*** SUPPLIED ENTRIES ***
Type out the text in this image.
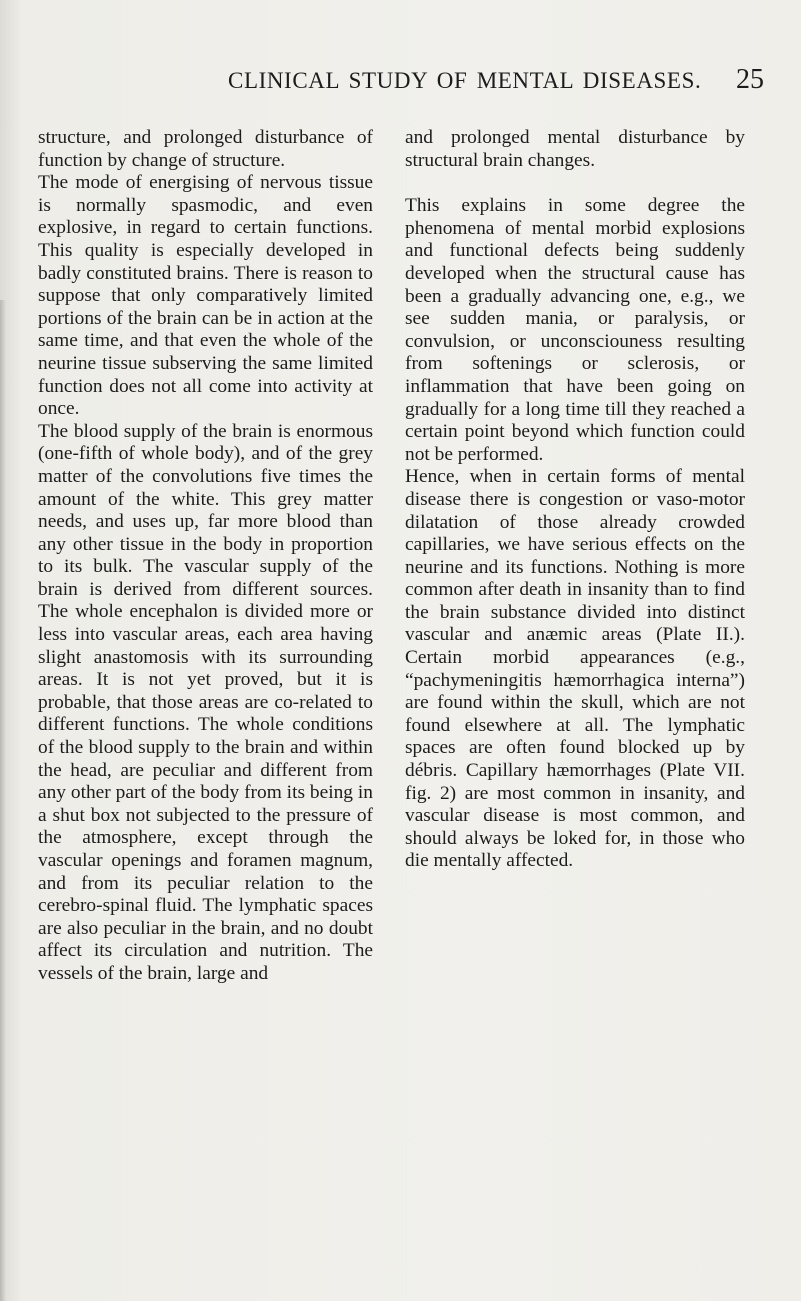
CLINICAL STUDY OF MENTAL DISEASES. 25

structure, and prolonged disturbance of function by change of structure.

The mode of energising of nervous tissue is normally spasmodic, and even explosive, in regard to certain functions. This quality is especially developed in badly constituted brains. There is reason to suppose that only comparatively limited portions of the brain can be in action at the same time, and that even the whole of the neurine tissue subserving the same limited function does not all come into activity at once.

The blood supply of the brain is enormous (one-fifth of whole body), and of the grey matter of the convolutions five times the amount of the white. This grey matter needs, and uses up, far more blood than any other tissue in the body in proportion to its bulk. The vascular supply of the brain is derived from different sources. The whole encephalon is divided more or less into vascular areas, each area having slight anastomosis with its surrounding areas. It is not yet proved, but it is probable, that those areas are co-related to different functions. The whole conditions of the blood supply to the brain and within the head, are peculiar and different from any other part of the body from its being in a shut box not subjected to the pressure of the atmosphere, except through the vascular openings and foramen magnum, and from its peculiar relation to the cerebro-spinal fluid. The lymphatic spaces are also peculiar in the brain, and no doubt affect its circulation and nutrition. The vessels of the brain, large and

and prolonged mental disturbance by structural brain changes.

This explains in some degree the phenomena of mental morbid explosions and functional defects being suddenly developed when the structural cause has been a gradually advancing one, e.g., we see sudden mania, or paralysis, or convulsion, or unconsciouness resulting from softenings or sclerosis, or inflammation that have been going on gradually for a long time till they reached a certain point beyond which function could not be performed.

Hence, when in certain forms of mental disease there is congestion or vaso-motor dilatation of those already crowded capillaries, we have serious effects on the neurine and its functions. Nothing is more common after death in insanity than to find the brain substance divided into distinct vascular and anæmic areas (Plate II.). Certain morbid appearances (e.g., “pachymeningitis hæmorrhagica interna”) are found within the skull, which are not found elsewhere at all. The lymphatic spaces are often found blocked up by débris. Capillary hæmorrhages (Plate VII. fig. 2) are most common in insanity, and vascular disease is most common, and should always be loked for, in those who die mentally affected.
***
### AIM OF THE EXERCISE
Review the preceding data and report every line that includes the string "disturbance".

### FULL ANSWER
structure, and prolonged disturbance of function by change of structure.
and prolonged mental disturbance by structural brain changes.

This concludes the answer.